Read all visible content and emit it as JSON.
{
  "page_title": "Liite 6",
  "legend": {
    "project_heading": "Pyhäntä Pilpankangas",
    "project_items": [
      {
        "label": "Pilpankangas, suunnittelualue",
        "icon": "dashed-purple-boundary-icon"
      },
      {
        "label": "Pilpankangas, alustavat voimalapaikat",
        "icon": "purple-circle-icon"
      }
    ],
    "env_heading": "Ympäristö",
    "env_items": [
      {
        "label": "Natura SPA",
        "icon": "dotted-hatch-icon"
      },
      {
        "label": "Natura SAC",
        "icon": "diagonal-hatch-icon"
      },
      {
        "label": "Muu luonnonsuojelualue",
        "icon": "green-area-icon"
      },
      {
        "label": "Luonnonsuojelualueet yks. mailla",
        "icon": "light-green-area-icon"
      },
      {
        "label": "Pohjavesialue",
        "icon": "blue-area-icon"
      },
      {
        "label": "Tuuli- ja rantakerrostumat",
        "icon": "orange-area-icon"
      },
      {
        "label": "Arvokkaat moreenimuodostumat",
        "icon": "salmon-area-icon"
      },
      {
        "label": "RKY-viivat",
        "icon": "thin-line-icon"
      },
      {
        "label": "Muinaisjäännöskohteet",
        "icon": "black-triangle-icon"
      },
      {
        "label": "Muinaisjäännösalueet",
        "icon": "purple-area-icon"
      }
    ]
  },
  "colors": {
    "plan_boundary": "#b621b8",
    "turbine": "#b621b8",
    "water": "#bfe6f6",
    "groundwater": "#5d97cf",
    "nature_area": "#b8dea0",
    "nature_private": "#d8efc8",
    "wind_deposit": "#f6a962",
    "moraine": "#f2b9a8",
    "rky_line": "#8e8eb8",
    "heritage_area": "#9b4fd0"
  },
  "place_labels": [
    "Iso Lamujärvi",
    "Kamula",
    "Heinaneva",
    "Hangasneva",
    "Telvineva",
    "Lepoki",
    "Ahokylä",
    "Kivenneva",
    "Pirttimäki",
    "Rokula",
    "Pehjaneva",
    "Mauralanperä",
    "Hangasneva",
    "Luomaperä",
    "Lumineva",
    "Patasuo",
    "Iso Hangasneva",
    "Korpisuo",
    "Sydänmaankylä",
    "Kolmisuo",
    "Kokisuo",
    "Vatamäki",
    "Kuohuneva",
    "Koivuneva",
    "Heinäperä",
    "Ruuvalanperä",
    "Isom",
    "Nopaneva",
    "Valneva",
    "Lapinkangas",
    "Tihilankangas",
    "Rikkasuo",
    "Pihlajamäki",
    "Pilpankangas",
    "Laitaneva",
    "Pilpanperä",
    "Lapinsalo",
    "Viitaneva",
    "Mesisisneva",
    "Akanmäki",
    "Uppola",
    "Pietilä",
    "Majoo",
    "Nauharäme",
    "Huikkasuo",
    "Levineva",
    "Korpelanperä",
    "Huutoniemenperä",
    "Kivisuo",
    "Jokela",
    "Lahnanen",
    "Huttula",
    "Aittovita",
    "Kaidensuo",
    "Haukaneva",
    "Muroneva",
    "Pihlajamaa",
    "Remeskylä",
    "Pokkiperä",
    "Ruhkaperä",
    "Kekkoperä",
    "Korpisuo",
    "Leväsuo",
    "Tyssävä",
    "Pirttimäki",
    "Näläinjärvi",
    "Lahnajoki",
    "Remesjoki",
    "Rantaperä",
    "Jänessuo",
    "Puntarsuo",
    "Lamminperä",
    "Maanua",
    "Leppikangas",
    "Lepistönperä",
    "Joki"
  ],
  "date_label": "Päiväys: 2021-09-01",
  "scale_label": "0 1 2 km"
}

*-*-*

▶ WRITTEN EXERCISE
Print every line of the records exactly. Omit nothing.

▶ RIGHT ANSWER
Read all visible content and emit it as JSON.
{
  "page_title": "Liite 6",
  "legend": {
    "project_heading": "Pyhäntä Pilpankangas",
    "project_items": [
      {
        "label": "Pilpankangas, suunnittelualue",
        "icon": "dashed-purple-boundary-icon"
      },
      {
        "label": "Pilpankangas, alustavat voimalapaikat",
        "icon": "purple-circle-icon"
      }
    ],
    "env_heading": "Ympäristö",
    "env_items": [
      {
        "label": "Natura SPA",
        "icon": "dotted-hatch-icon"
      },
      {
        "label": "Natura SAC",
        "icon": "diagonal-hatch-icon"
      },
      {
        "label": "Muu luonnonsuojelualue",
        "icon": "green-area-icon"
      },
      {
        "label": "Luonnonsuojelualueet yks. mailla",
        "icon": "light-green-area-icon"
      },
      {
        "label": "Pohjavesialue",
        "icon": "blue-area-icon"
      },
      {
        "label": "Tuuli- ja rantakerrostumat",
        "icon": "orange-area-icon"
      },
      {
        "label": "Arvokkaat moreenimuodostumat",
        "icon": "salmon-area-icon"
      },
      {
        "label": "RKY-viivat",
        "icon": "thin-line-icon"
      },
      {
        "label": "Muinaisjäännöskohteet",
        "icon": "black-triangle-icon"
      },
      {
        "label": "Muinaisjäännösalueet",
        "icon": "purple-area-icon"
      }
    ]
  },
  "colors": {
    "plan_boundary": "#b621b8",
    "turbine": "#b621b8",
    "water": "#bfe6f6",
    "groundwater": "#5d97cf",
    "nature_area": "#b8dea0",
    "nature_private": "#d8efc8",
    "wind_deposit": "#f6a962",
    "moraine": "#f2b9a8",
    "rky_line": "#8e8eb8",
    "heritage_area": "#9b4fd0"
  },
  "place_labels": [
    "Iso Lamujärvi",
    "Kamula",
    "Heinaneva",
    "Hangasneva",
    "Telvineva",
    "Lepoki",
    "Ahokylä",
    "Kivenneva",
    "Pirttimäki",
    "Rokula",
    "Pehjaneva",
    "Mauralanperä",
    "Hangasneva",
    "Luomaperä",
    "Lumineva",
    "Patasuo",
    "Iso Hangasneva",
    "Korpisuo",
    "Sydänmaankylä",
    "Kolmisuo",
    "Kokisuo",
    "Vatamäki",
    "Kuohuneva",
    "Koivuneva",
    "Heinäperä",
    "Ruuvalanperä",
    "Isom",
    "Nopaneva",
    "Valneva",
    "Lapinkangas",
    "Tihilankangas",
    "Rikkasuo",
    "Pihlajamäki",
    "Pilpankangas",
    "Laitaneva",
    "Pilpanperä",
    "Lapinsalo",
    "Viitaneva",
    "Mesisisneva",
    "Akanmäki",
    "Uppola",
    "Pietilä",
    "Majoo",
    "Nauharäme",
    "Huikkasuo",
    "Levineva",
    "Korpelanperä",
    "Huutoniemenperä",
    "Kivisuo",
    "Jokela",
    "Lahnanen",
    "Huttula",
    "Aittovita",
    "Kaidensuo",
    "Haukaneva",
    "Muroneva",
    "Pihlajamaa",
    "Remeskylä",
    "Pokkiperä",
    "Ruhkaperä",
    "Kekkoperä",
    "Korpisuo",
    "Leväsuo",
    "Tyssävä",
    "Pirttimäki",
    "Näläinjärvi",
    "Lahnajoki",
    "Remesjoki",
    "Rantaperä",
    "Jänessuo",
    "Puntarsuo",
    "Lamminperä",
    "Maanua",
    "Leppikangas",
    "Lepistönperä",
    "Joki"
  ],
  "date_label": "Päiväys: 2021-09-01",
  "scale_label": "0 1 2 km"
}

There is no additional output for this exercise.